* **Exercise description**: Word for word, transcribe the lines below and drop the pictures.

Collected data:
== == ==

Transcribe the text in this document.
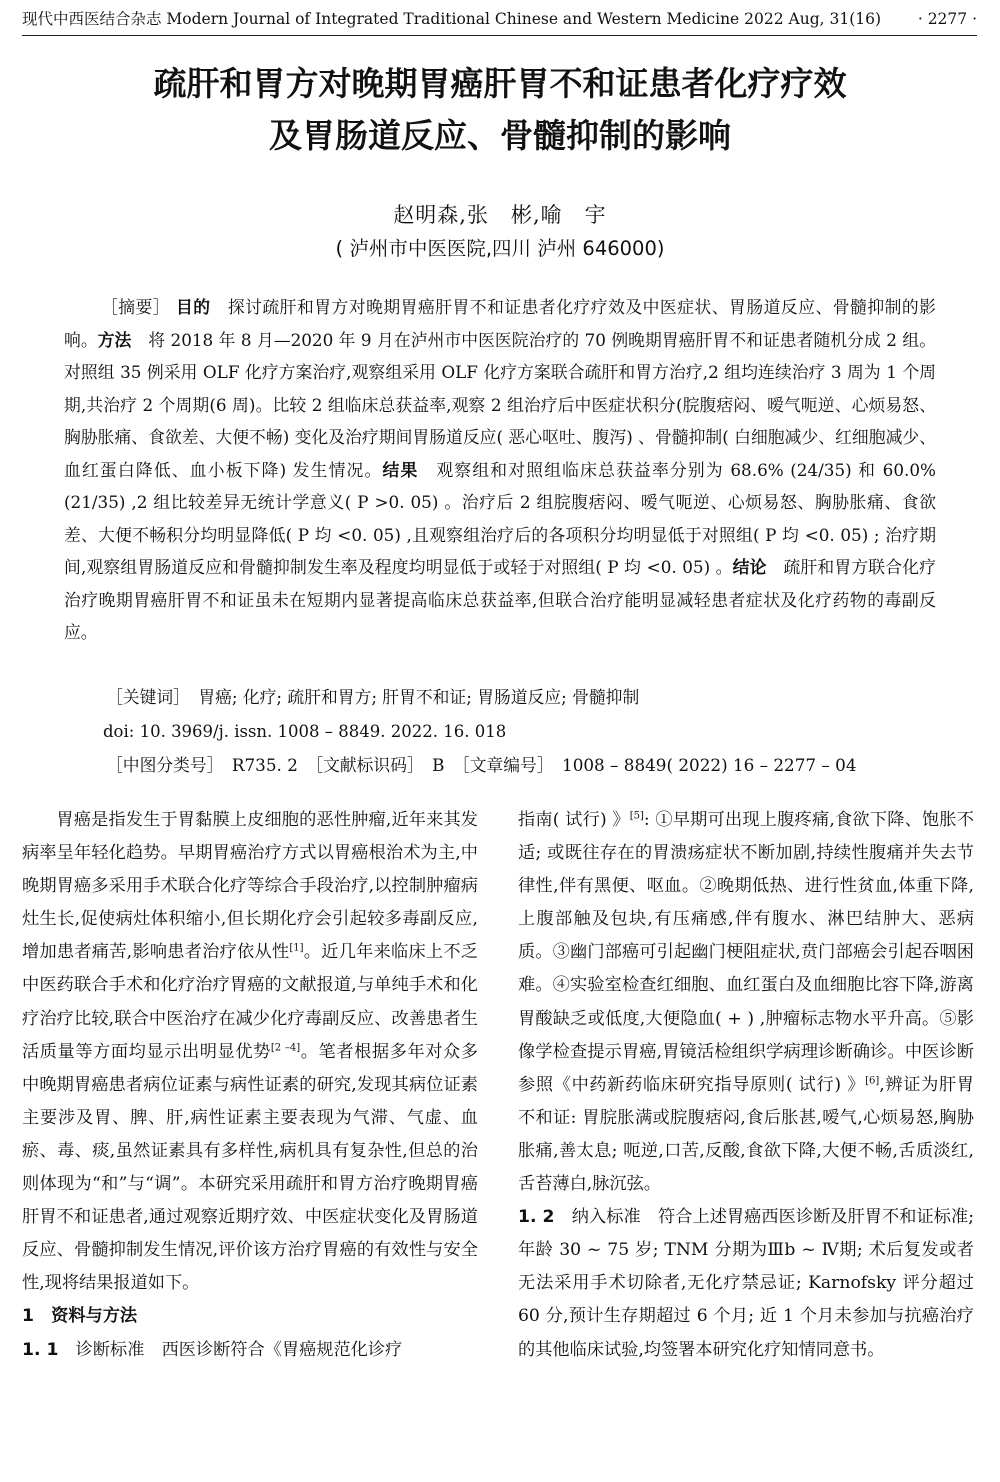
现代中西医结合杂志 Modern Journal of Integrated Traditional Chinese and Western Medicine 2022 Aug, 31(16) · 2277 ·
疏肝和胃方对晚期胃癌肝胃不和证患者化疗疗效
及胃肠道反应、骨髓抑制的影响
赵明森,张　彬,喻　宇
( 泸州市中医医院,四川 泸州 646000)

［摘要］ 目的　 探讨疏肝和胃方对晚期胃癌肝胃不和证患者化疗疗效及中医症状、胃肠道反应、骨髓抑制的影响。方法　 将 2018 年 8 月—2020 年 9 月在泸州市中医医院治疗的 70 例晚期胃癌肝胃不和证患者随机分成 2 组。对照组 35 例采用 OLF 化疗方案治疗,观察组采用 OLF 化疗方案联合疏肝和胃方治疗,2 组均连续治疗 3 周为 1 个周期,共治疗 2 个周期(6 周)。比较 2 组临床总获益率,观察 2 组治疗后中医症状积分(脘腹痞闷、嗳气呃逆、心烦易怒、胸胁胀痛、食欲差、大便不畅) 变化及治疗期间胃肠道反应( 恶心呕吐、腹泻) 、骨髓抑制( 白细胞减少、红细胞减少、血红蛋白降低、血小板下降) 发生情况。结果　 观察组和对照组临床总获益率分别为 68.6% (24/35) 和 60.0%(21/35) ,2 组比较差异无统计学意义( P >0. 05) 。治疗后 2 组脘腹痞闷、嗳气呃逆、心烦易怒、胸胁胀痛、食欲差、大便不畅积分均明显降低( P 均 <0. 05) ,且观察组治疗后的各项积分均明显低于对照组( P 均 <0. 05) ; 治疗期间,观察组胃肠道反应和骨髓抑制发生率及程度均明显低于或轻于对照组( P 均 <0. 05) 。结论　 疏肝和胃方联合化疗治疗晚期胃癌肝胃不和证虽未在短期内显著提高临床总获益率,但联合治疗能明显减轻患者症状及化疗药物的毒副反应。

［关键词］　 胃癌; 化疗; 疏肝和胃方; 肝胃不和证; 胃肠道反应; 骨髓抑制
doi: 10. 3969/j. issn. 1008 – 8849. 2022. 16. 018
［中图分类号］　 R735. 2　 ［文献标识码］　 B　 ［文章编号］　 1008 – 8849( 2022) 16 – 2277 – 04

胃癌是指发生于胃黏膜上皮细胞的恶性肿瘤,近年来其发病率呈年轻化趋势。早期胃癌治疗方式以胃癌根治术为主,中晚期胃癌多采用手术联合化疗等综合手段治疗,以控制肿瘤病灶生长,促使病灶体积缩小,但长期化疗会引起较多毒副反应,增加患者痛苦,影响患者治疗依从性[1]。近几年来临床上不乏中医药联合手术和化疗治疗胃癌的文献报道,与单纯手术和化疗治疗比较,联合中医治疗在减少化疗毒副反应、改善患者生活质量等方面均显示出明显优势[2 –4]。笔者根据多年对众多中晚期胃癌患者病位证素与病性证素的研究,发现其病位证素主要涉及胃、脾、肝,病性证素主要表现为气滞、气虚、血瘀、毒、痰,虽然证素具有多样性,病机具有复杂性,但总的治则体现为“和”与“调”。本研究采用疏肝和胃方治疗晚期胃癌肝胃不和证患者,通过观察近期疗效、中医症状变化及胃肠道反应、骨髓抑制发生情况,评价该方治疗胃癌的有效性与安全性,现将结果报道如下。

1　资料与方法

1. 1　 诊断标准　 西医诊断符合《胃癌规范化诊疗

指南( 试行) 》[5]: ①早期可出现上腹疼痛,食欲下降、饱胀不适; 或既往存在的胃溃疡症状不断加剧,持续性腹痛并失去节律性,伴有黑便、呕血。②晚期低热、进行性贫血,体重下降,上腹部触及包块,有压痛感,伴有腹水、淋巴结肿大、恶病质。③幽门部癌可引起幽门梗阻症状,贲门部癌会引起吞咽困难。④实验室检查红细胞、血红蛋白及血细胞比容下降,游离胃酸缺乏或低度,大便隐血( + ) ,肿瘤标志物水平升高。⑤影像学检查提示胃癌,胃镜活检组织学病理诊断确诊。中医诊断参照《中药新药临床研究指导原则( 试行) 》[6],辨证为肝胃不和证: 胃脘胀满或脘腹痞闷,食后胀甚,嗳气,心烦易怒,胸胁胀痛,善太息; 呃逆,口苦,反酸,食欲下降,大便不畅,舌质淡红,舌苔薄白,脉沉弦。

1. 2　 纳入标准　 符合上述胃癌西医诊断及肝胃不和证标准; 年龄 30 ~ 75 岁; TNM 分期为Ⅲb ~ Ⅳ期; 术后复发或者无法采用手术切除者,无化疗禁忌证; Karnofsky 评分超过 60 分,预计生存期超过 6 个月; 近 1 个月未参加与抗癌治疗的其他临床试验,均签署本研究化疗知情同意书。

== == ==

* **Expected output**:
Transcribe the text in this document.
现代中西医结合杂志 Modern Journal of Integrated Traditional Chinese and Western Medicine 2022 Aug, 31(16) · 2277 ·
疏肝和胃方对晚期胃癌肝胃不和证患者化疗疗效
及胃肠道反应、骨髓抑制的影响
赵明森,张　彬,喻　宇
( 泸州市中医医院,四川 泸州 646000)

［摘要］ 目的　 探讨疏肝和胃方对晚期胃癌肝胃不和证患者化疗疗效及中医症状、胃肠道反应、骨髓抑制的影响。方法　 将 2018 年 8 月—2020 年 9 月在泸州市中医医院治疗的 70 例晚期胃癌肝胃不和证患者随机分成 2 组。对照组 35 例采用 OLF 化疗方案治疗,观察组采用 OLF 化疗方案联合疏肝和胃方治疗,2 组均连续治疗 3 周为 1 个周期,共治疗 2 个周期(6 周)。比较 2 组临床总获益率,观察 2 组治疗后中医症状积分(脘腹痞闷、嗳气呃逆、心烦易怒、胸胁胀痛、食欲差、大便不畅) 变化及治疗期间胃肠道反应( 恶心呕吐、腹泻) 、骨髓抑制( 白细胞减少、红细胞减少、血红蛋白降低、血小板下降) 发生情况。结果　 观察组和对照组临床总获益率分别为 68.6% (24/35) 和 60.0%(21/35) ,2 组比较差异无统计学意义( P >0. 05) 。治疗后 2 组脘腹痞闷、嗳气呃逆、心烦易怒、胸胁胀痛、食欲差、大便不畅积分均明显降低( P 均 <0. 05) ,且观察组治疗后的各项积分均明显低于对照组( P 均 <0. 05) ; 治疗期间,观察组胃肠道反应和骨髓抑制发生率及程度均明显低于或轻于对照组( P 均 <0. 05) 。结论　 疏肝和胃方联合化疗治疗晚期胃癌肝胃不和证虽未在短期内显著提高临床总获益率,但联合治疗能明显减轻患者症状及化疗药物的毒副反应。

［关键词］　 胃癌; 化疗; 疏肝和胃方; 肝胃不和证; 胃肠道反应; 骨髓抑制
doi: 10. 3969/j. issn. 1008 – 8849. 2022. 16. 018
［中图分类号］　 R735. 2　 ［文献标识码］　 B　 ［文章编号］　 1008 – 8849( 2022) 16 – 2277 – 04

胃癌是指发生于胃黏膜上皮细胞的恶性肿瘤,近年来其发病率呈年轻化趋势。早期胃癌治疗方式以胃癌根治术为主,中晚期胃癌多采用手术联合化疗等综合手段治疗,以控制肿瘤病灶生长,促使病灶体积缩小,但长期化疗会引起较多毒副反应,增加患者痛苦,影响患者治疗依从性[1]。近几年来临床上不乏中医药联合手术和化疗治疗胃癌的文献报道,与单纯手术和化疗治疗比较,联合中医治疗在减少化疗毒副反应、改善患者生活质量等方面均显示出明显优势[2 –4]。笔者根据多年对众多中晚期胃癌患者病位证素与病性证素的研究,发现其病位证素主要涉及胃、脾、肝,病性证素主要表现为气滞、气虚、血瘀、毒、痰,虽然证素具有多样性,病机具有复杂性,但总的治则体现为“和”与“调”。本研究采用疏肝和胃方治疗晚期胃癌肝胃不和证患者,通过观察近期疗效、中医症状变化及胃肠道反应、骨髓抑制发生情况,评价该方治疗胃癌的有效性与安全性,现将结果报道如下。

1　资料与方法

1. 1　 诊断标准　 西医诊断符合《胃癌规范化诊疗

指南( 试行) 》[5]: ①早期可出现上腹疼痛,食欲下降、饱胀不适; 或既往存在的胃溃疡症状不断加剧,持续性腹痛并失去节律性,伴有黑便、呕血。②晚期低热、进行性贫血,体重下降,上腹部触及包块,有压痛感,伴有腹水、淋巴结肿大、恶病质。③幽门部癌可引起幽门梗阻症状,贲门部癌会引起吞咽困难。④实验室检查红细胞、血红蛋白及血细胞比容下降,游离胃酸缺乏或低度,大便隐血( + ) ,肿瘤标志物水平升高。⑤影像学检查提示胃癌,胃镜活检组织学病理诊断确诊。中医诊断参照《中药新药临床研究指导原则( 试行) 》[6],辨证为肝胃不和证: 胃脘胀满或脘腹痞闷,食后胀甚,嗳气,心烦易怒,胸胁胀痛,善太息; 呃逆,口苦,反酸,食欲下降,大便不畅,舌质淡红,舌苔薄白,脉沉弦。

1. 2　 纳入标准　 符合上述胃癌西医诊断及肝胃不和证标准; 年龄 30 ~ 75 岁; TNM 分期为Ⅲb ~ Ⅳ期; 术后复发或者无法采用手术切除者,无化疗禁忌证; Karnofsky 评分超过 60 分,预计生存期超过 6 个月; 近 1 个月未参加与抗癌治疗的其他临床试验,均签署本研究化疗知情同意书。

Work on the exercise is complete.